TASK DETAILS: Tally the lines holding "hour" and state only that figure.

[Raw records]
----
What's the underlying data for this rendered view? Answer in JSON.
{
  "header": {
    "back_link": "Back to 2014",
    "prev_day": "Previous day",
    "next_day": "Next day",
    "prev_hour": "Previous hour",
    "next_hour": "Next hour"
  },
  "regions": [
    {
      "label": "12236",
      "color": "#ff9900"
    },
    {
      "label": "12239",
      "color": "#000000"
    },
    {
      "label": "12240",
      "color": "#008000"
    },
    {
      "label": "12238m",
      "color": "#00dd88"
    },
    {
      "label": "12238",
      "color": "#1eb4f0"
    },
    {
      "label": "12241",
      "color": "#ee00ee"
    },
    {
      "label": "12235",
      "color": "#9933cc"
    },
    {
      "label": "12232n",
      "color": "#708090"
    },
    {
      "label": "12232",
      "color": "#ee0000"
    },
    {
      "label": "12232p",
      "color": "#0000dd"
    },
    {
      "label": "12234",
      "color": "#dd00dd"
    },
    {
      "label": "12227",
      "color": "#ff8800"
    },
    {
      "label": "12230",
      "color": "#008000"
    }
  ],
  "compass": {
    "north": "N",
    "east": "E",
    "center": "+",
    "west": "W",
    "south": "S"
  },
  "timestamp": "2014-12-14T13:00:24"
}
----
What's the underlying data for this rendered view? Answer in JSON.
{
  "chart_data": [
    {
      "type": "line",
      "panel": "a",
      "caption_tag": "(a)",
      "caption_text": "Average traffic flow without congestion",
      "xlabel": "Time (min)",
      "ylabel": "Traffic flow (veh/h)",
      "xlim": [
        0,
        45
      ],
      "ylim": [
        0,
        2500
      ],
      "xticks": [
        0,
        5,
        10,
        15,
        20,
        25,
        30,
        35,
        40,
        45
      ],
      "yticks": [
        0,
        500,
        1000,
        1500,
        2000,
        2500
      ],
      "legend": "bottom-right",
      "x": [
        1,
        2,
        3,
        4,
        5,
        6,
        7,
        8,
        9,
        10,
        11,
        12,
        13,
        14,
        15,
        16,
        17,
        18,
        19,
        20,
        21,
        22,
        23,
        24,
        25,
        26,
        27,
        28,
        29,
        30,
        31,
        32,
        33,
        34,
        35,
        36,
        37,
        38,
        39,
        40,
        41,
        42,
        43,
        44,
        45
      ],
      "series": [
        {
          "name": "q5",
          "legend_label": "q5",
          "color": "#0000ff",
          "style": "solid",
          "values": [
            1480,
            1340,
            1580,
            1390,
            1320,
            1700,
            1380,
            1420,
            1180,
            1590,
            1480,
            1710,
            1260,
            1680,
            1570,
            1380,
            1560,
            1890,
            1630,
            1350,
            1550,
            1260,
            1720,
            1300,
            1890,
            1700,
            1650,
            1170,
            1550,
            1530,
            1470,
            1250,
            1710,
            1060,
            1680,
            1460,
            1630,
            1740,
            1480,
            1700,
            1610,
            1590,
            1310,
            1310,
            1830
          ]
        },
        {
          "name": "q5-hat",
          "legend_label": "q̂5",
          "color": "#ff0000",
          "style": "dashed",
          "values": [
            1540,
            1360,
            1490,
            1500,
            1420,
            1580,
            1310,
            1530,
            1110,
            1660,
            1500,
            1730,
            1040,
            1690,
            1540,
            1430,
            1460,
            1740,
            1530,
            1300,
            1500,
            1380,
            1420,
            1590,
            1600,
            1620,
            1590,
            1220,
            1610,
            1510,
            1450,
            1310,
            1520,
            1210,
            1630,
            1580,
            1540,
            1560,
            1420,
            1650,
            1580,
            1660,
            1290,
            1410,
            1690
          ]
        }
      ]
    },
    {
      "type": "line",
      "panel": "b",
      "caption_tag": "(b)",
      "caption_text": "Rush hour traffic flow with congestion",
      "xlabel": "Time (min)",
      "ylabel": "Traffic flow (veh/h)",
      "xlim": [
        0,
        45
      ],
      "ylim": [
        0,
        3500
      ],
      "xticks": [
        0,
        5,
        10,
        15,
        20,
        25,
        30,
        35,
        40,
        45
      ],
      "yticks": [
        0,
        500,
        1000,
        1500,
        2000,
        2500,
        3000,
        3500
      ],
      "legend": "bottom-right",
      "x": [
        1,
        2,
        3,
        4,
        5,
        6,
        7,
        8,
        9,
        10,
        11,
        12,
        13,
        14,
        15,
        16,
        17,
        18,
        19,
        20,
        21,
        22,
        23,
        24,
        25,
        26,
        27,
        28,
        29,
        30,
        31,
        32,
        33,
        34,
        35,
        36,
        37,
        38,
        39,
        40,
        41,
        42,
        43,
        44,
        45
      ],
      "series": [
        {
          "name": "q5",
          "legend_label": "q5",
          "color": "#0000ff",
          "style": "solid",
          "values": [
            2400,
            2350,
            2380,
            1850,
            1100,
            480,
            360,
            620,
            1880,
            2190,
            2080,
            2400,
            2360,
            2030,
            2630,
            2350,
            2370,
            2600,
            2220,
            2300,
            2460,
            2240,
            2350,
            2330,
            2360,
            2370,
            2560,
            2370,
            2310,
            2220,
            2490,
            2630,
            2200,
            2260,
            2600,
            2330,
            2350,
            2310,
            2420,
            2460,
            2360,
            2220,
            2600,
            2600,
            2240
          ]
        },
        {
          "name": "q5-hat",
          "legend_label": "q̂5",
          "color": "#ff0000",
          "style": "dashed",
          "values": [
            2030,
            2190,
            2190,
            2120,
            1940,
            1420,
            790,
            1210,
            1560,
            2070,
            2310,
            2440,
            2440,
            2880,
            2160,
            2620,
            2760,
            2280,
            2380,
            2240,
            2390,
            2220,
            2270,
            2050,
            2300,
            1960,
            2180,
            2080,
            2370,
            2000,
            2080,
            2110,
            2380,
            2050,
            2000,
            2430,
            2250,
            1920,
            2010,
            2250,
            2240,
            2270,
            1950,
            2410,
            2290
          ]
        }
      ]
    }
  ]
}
----
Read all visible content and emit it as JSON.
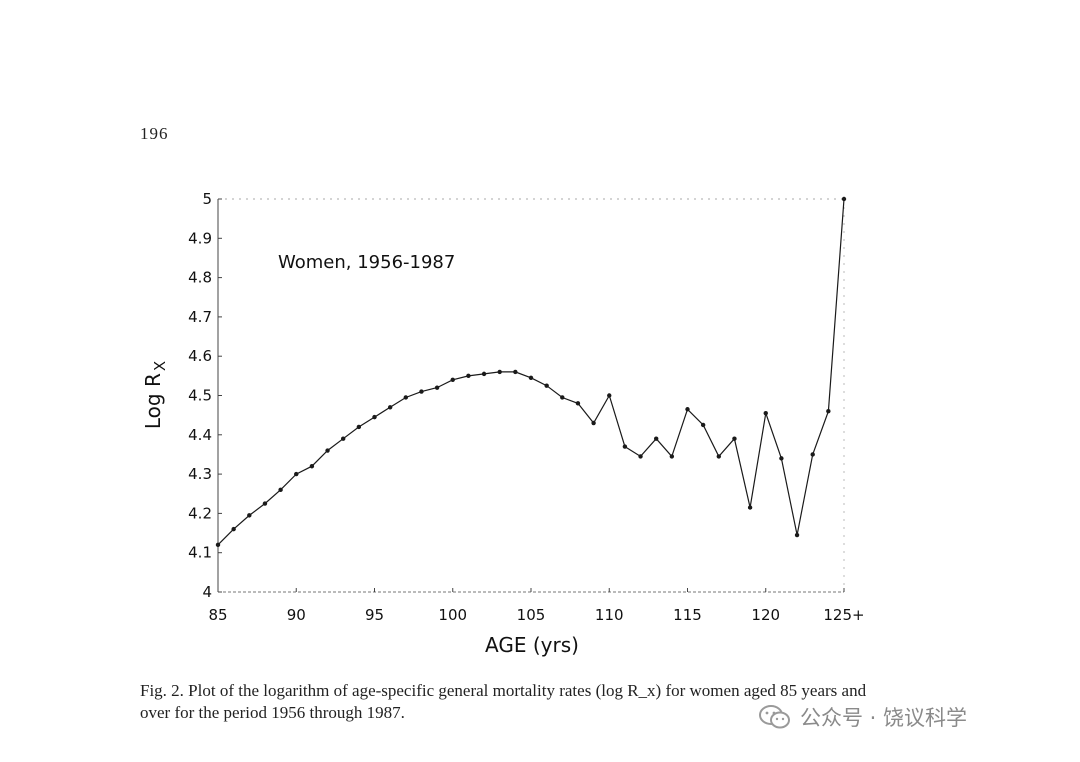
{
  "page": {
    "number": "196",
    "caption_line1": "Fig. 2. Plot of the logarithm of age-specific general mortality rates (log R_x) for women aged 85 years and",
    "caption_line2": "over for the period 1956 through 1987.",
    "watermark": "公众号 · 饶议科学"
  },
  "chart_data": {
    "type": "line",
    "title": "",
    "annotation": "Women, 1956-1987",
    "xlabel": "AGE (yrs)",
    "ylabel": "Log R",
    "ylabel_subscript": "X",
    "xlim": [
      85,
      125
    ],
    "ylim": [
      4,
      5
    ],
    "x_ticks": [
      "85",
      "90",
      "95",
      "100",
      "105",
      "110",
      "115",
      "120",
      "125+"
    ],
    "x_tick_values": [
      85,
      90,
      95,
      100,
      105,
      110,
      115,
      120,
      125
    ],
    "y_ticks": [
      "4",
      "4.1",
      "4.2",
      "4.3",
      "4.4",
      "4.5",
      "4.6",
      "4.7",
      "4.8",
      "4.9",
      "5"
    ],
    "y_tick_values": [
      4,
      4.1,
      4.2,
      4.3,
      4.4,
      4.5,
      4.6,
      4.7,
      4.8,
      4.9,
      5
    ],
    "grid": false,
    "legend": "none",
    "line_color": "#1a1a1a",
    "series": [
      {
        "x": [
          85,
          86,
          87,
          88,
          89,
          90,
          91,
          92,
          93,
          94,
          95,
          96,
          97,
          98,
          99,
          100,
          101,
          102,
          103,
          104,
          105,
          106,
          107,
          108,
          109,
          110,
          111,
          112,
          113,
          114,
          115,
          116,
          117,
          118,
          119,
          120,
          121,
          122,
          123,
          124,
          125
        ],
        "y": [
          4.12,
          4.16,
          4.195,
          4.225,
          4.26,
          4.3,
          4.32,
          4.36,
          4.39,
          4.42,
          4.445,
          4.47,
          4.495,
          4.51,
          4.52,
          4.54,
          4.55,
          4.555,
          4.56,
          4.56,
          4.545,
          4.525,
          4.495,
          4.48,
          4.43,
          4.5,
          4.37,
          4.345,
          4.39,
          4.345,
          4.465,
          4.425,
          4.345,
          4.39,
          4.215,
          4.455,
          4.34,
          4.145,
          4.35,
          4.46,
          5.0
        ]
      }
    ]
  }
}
----
RESULT FOR THIS EXERCISE: 3